What is being asked: Are you able to quote each entry exactly as written?

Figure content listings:
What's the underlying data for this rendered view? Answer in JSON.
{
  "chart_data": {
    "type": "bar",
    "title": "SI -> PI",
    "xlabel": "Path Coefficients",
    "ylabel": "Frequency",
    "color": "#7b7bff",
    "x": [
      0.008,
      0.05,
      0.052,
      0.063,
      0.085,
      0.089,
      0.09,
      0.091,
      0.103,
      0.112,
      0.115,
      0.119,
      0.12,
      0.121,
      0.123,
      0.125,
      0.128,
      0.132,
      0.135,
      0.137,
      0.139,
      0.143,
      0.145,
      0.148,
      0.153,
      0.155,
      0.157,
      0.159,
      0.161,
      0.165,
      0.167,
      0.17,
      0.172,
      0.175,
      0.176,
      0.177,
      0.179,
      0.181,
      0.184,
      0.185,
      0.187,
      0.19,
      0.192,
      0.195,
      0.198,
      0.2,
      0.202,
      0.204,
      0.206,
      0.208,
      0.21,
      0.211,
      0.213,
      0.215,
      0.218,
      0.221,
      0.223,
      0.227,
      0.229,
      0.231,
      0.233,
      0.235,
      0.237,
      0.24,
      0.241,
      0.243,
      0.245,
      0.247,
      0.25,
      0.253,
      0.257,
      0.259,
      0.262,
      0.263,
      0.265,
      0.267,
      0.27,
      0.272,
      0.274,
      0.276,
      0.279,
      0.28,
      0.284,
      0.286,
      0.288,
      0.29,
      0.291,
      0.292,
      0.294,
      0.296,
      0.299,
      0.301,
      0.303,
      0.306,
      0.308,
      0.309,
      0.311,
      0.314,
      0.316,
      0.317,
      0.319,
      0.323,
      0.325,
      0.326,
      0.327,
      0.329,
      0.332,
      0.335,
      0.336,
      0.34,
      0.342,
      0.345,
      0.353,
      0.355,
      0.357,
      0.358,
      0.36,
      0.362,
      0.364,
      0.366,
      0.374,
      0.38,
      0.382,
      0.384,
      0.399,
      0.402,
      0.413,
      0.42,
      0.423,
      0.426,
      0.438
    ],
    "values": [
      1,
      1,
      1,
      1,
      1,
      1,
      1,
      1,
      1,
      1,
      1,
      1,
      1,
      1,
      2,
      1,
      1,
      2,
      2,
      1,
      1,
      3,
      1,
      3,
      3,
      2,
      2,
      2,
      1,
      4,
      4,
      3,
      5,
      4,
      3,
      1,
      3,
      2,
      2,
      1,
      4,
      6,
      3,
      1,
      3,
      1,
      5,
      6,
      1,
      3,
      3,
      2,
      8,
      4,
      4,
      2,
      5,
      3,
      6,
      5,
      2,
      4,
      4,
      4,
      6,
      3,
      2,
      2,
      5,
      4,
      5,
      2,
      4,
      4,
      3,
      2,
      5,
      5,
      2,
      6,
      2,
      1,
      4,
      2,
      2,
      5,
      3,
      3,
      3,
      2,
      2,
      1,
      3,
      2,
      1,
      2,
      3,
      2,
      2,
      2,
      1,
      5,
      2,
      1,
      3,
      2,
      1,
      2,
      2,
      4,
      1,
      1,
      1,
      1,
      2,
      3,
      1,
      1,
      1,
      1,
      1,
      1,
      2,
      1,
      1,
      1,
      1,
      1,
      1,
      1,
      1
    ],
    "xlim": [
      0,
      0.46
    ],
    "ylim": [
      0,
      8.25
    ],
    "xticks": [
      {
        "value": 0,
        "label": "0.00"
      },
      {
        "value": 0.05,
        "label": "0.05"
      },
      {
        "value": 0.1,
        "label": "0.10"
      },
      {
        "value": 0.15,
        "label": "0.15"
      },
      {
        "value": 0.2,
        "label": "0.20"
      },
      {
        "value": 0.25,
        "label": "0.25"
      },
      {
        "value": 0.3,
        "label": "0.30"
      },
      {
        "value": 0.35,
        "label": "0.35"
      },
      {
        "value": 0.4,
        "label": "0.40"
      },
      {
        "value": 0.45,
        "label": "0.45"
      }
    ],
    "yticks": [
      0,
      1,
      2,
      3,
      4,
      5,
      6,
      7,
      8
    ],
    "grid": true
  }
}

Result:
What's the underlying data for this rendered view? Answer in JSON.
{
  "chart_data": {
    "type": "bar",
    "title": "SI -> PI",
    "xlabel": "Path Coefficients",
    "ylabel": "Frequency",
    "color": "#7b7bff",
    "x": [
      0.008,
      0.05,
      0.052,
      0.063,
      0.085,
      0.089,
      0.09,
      0.091,
      0.103,
      0.112,
      0.115,
      0.119,
      0.12,
      0.121,
      0.123,
      0.125,
      0.128,
      0.132,
      0.135,
      0.137,
      0.139,
      0.143,
      0.145,
      0.148,
      0.153,
      0.155,
      0.157,
      0.159,
      0.161,
      0.165,
      0.167,
      0.17,
      0.172,
      0.175,
      0.176,
      0.177,
      0.179,
      0.181,
      0.184,
      0.185,
      0.187,
      0.19,
      0.192,
      0.195,
      0.198,
      0.2,
      0.202,
      0.204,
      0.206,
      0.208,
      0.21,
      0.211,
      0.213,
      0.215,
      0.218,
      0.221,
      0.223,
      0.227,
      0.229,
      0.231,
      0.233,
      0.235,
      0.237,
      0.24,
      0.241,
      0.243,
      0.245,
      0.247,
      0.25,
      0.253,
      0.257,
      0.259,
      0.262,
      0.263,
      0.265,
      0.267,
      0.27,
      0.272,
      0.274,
      0.276,
      0.279,
      0.28,
      0.284,
      0.286,
      0.288,
      0.29,
      0.291,
      0.292,
      0.294,
      0.296,
      0.299,
      0.301,
      0.303,
      0.306,
      0.308,
      0.309,
      0.311,
      0.314,
      0.316,
      0.317,
      0.319,
      0.323,
      0.325,
      0.326,
      0.327,
      0.329,
      0.332,
      0.335,
      0.336,
      0.34,
      0.342,
      0.345,
      0.353,
      0.355,
      0.357,
      0.358,
      0.36,
      0.362,
      0.364,
      0.366,
      0.374,
      0.38,
      0.382,
      0.384,
      0.399,
      0.402,
      0.413,
      0.42,
      0.423,
      0.426,
      0.438
    ],
    "values": [
      1,
      1,
      1,
      1,
      1,
      1,
      1,
      1,
      1,
      1,
      1,
      1,
      1,
      1,
      2,
      1,
      1,
      2,
      2,
      1,
      1,
      3,
      1,
      3,
      3,
      2,
      2,
      2,
      1,
      4,
      4,
      3,
      5,
      4,
      3,
      1,
      3,
      2,
      2,
      1,
      4,
      6,
      3,
      1,
      3,
      1,
      5,
      6,
      1,
      3,
      3,
      2,
      8,
      4,
      4,
      2,
      5,
      3,
      6,
      5,
      2,
      4,
      4,
      4,
      6,
      3,
      2,
      2,
      5,
      4,
      5,
      2,
      4,
      4,
      3,
      2,
      5,
      5,
      2,
      6,
      2,
      1,
      4,
      2,
      2,
      5,
      3,
      3,
      3,
      2,
      2,
      1,
      3,
      2,
      1,
      2,
      3,
      2,
      2,
      2,
      1,
      5,
      2,
      1,
      3,
      2,
      1,
      2,
      2,
      4,
      1,
      1,
      1,
      1,
      2,
      3,
      1,
      1,
      1,
      1,
      1,
      1,
      2,
      1,
      1,
      1,
      1,
      1,
      1,
      1,
      1
    ],
    "xlim": [
      0,
      0.46
    ],
    "ylim": [
      0,
      8.25
    ],
    "xticks": [
      {
        "value": 0,
        "label": "0.00"
      },
      {
        "value": 0.05,
        "label": "0.05"
      },
      {
        "value": 0.1,
        "label": "0.10"
      },
      {
        "value": 0.15,
        "label": "0.15"
      },
      {
        "value": 0.2,
        "label": "0.20"
      },
      {
        "value": 0.25,
        "label": "0.25"
      },
      {
        "value": 0.3,
        "label": "0.30"
      },
      {
        "value": 0.35,
        "label": "0.35"
      },
      {
        "value": 0.4,
        "label": "0.40"
      },
      {
        "value": 0.45,
        "label": "0.45"
      }
    ],
    "yticks": [
      0,
      1,
      2,
      3,
      4,
      5,
      6,
      7,
      8
    ],
    "grid": true
  }
}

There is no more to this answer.